Task description: Express each line of the listing below as a string in a JSON list, one string per line, skipping blank lines and leaving out the pictures.

Image region annotations:

● ● ● ● ● ● ●

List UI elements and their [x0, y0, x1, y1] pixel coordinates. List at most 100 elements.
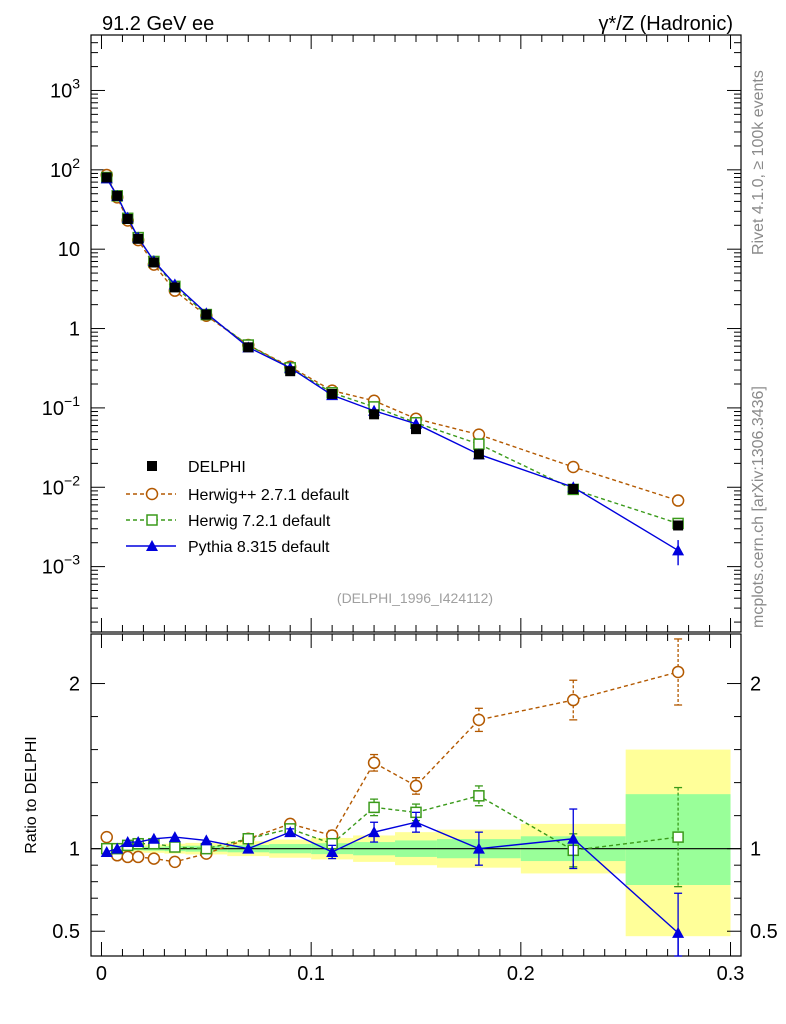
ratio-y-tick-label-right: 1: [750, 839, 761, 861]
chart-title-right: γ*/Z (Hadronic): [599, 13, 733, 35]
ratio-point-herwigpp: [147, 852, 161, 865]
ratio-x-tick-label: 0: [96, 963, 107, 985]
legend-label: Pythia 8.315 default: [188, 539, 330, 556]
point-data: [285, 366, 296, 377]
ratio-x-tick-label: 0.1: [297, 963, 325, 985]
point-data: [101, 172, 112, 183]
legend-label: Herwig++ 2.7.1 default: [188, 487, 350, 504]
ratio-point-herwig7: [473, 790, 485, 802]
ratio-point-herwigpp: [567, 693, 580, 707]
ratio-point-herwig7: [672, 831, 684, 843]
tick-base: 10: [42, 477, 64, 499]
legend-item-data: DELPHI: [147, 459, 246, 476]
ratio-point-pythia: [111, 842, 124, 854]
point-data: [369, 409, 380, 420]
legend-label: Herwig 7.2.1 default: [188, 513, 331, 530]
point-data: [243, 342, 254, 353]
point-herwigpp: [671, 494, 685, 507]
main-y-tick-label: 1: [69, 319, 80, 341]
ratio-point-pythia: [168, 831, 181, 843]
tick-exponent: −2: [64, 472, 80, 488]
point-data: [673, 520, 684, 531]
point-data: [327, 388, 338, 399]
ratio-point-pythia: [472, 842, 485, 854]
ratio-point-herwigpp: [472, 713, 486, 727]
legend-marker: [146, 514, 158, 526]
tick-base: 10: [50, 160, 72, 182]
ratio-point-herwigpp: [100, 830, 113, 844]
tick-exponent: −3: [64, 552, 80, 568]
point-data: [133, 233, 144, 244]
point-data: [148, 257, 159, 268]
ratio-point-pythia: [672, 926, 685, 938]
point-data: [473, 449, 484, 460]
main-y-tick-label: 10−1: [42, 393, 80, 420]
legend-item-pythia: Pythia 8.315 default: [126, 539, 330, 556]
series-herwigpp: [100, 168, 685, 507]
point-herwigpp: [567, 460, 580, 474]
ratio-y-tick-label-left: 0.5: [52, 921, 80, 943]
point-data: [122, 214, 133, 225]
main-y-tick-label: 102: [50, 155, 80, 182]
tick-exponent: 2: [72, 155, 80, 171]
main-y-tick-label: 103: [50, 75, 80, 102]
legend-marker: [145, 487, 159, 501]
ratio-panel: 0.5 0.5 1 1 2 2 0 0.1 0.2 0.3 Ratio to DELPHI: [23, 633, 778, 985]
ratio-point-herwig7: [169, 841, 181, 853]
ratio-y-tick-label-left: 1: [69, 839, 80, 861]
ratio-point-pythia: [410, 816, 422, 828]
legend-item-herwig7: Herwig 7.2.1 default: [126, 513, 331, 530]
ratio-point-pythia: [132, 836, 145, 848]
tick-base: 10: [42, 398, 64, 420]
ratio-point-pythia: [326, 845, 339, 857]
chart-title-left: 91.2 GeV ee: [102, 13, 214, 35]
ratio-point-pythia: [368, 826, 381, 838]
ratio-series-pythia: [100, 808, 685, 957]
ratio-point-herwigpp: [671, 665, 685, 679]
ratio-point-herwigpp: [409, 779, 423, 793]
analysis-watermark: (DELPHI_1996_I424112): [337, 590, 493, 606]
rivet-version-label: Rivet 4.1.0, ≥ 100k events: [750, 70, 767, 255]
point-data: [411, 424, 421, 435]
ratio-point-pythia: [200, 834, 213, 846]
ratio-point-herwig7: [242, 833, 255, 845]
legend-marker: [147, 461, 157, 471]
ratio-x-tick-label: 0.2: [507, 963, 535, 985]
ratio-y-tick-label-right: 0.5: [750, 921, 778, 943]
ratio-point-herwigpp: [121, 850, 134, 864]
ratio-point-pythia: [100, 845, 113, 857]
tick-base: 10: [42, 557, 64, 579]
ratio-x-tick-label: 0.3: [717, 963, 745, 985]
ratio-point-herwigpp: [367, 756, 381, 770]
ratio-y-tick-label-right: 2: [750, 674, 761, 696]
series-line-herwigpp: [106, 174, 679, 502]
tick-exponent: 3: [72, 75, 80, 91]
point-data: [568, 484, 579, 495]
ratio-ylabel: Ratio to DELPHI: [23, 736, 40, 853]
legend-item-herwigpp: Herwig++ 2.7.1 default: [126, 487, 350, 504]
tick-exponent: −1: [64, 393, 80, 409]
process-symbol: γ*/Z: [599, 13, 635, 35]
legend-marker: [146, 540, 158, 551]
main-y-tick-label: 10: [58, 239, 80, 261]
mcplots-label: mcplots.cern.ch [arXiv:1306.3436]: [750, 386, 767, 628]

● ● ● ● ● ● ●

Completed task:
[
  "List UI elements and their [x0, y0, x1, y1] pixel coordinates. List at most 100 elements.",
  "ratio-y-tick-label-right: 1: [750, 839, 761, 861]",
  "chart-title-right: γ*/Z (Hadronic): [599, 13, 733, 35]",
  "ratio-point-herwigpp: [147, 852, 161, 865]",
  "ratio-x-tick-label: 0: [96, 963, 107, 985]",
  "legend-label: Pythia 8.315 default: [188, 539, 330, 556]",
  "point-data: [285, 366, 296, 377]",
  "ratio-x-tick-label: 0.1: [297, 963, 325, 985]",
  "point-data: [101, 172, 112, 183]",
  "legend-label: Herwig++ 2.7.1 default: [188, 487, 350, 504]",
  "ratio-point-herwig7: [473, 790, 485, 802]",
  "ratio-point-herwigpp: [567, 693, 580, 707]",
  "ratio-point-herwig7: [672, 831, 684, 843]",
  "tick-base: 10: [42, 477, 64, 499]",
  "legend-item-data: DELPHI: [147, 459, 246, 476]",
  "ratio-point-pythia: [111, 842, 124, 854]",
  "point-data: [369, 409, 380, 420]",
  "legend-label: Herwig 7.2.1 default: [188, 513, 331, 530]",
  "point-data: [243, 342, 254, 353]",
  "point-herwigpp: [671, 494, 685, 507]",
  "main-y-tick-label: 1: [69, 319, 80, 341]",
  "ratio-point-pythia: [168, 831, 181, 843]",
  "tick-exponent: −2: [64, 472, 80, 488]",
  "point-data: [673, 520, 684, 531]",
  "point-data: [327, 388, 338, 399]",
  "ratio-point-pythia: [472, 842, 485, 854]",
  "ratio-point-herwigpp: [472, 713, 486, 727]",
  "legend-marker: [146, 514, 158, 526]",
  "tick-base: 10: [50, 160, 72, 182]",
  "ratio-point-herwigpp: [100, 830, 113, 844]",
  "tick-exponent: −3: [64, 552, 80, 568]",
  "point-data: [133, 233, 144, 244]",
  "point-data: [148, 257, 159, 268]",
  "ratio-point-pythia: [672, 926, 685, 938]",
  "point-data: [473, 449, 484, 460]",
  "main-y-tick-label: 10−1: [42, 393, 80, 420]",
  "legend-item-pythia: Pythia 8.315 default: [126, 539, 330, 556]",
  "series-herwigpp: [100, 168, 685, 507]",
  "point-herwigpp: [567, 460, 580, 474]",
  "ratio-y-tick-label-left: 0.5: [52, 921, 80, 943]",
  "point-data: [122, 214, 133, 225]",
  "main-y-tick-label: 102: [50, 155, 80, 182]",
  "tick-exponent: 2: [72, 155, 80, 171]",
  "main-y-tick-label: 103: [50, 75, 80, 102]",
  "legend-marker: [145, 487, 159, 501]",
  "ratio-panel: 0.5 0.5 1 1 2 2 0 0.1 0.2 0.3 Ratio to DELPHI: [23, 633, 778, 985]",
  "ratio-point-herwig7: [169, 841, 181, 853]",
  "ratio-y-tick-label-left: 1: [69, 839, 80, 861]",
  "ratio-point-pythia: [410, 816, 422, 828]",
  "legend-item-herwig7: Herwig 7.2.1 default: [126, 513, 331, 530]",
  "ratio-point-pythia: [132, 836, 145, 848]",
  "tick-base: 10: [42, 398, 64, 420]",
  "ratio-point-pythia: [326, 845, 339, 857]",
  "chart-title-left: 91.2 GeV ee: [102, 13, 214, 35]",
  "ratio-point-pythia: [368, 826, 381, 838]",
  "ratio-series-pythia: [100, 808, 685, 957]",
  "ratio-point-herwigpp: [671, 665, 685, 679]",
  "ratio-point-herwigpp: [409, 779, 423, 793]",
  "analysis-watermark: (DELPHI_1996_I424112): [337, 590, 493, 606]",
  "rivet-version-label: Rivet 4.1.0, ≥ 100k events: [750, 70, 767, 255]",
  "point-data: [411, 424, 421, 435]",
  "ratio-point-pythia: [200, 834, 213, 846]",
  "ratio-point-herwig7: [242, 833, 255, 845]",
  "legend-marker: [147, 461, 157, 471]",
  "ratio-x-tick-label: 0.2: [507, 963, 535, 985]",
  "ratio-y-tick-label-right: 0.5: [750, 921, 778, 943]",
  "ratio-point-herwigpp: [121, 850, 134, 864]",
  "ratio-point-pythia: [100, 845, 113, 857]",
  "tick-base: 10: [42, 557, 64, 579]",
  "ratio-x-tick-label: 0.3: [717, 963, 745, 985]",
  "ratio-point-herwigpp: [367, 756, 381, 770]",
  "ratio-y-tick-label-right: 2: [750, 674, 761, 696]",
  "series-line-herwigpp: [106, 174, 679, 502]",
  "tick-exponent: 3: [72, 75, 80, 91]",
  "point-data: [568, 484, 579, 495]",
  "ratio-ylabel: Ratio to DELPHI: [23, 736, 40, 853]",
  "legend-item-herwigpp: Herwig++ 2.7.1 default: [126, 487, 350, 504]",
  "tick-exponent: −1: [64, 393, 80, 409]",
  "process-symbol: γ*/Z: [599, 13, 635, 35]",
  "legend-marker: [146, 540, 158, 551]",
  "main-y-tick-label: 10: [58, 239, 80, 261]",
  "mcplots-label: mcplots.cern.ch [arXiv:1306.3436]: [750, 386, 767, 628]"
]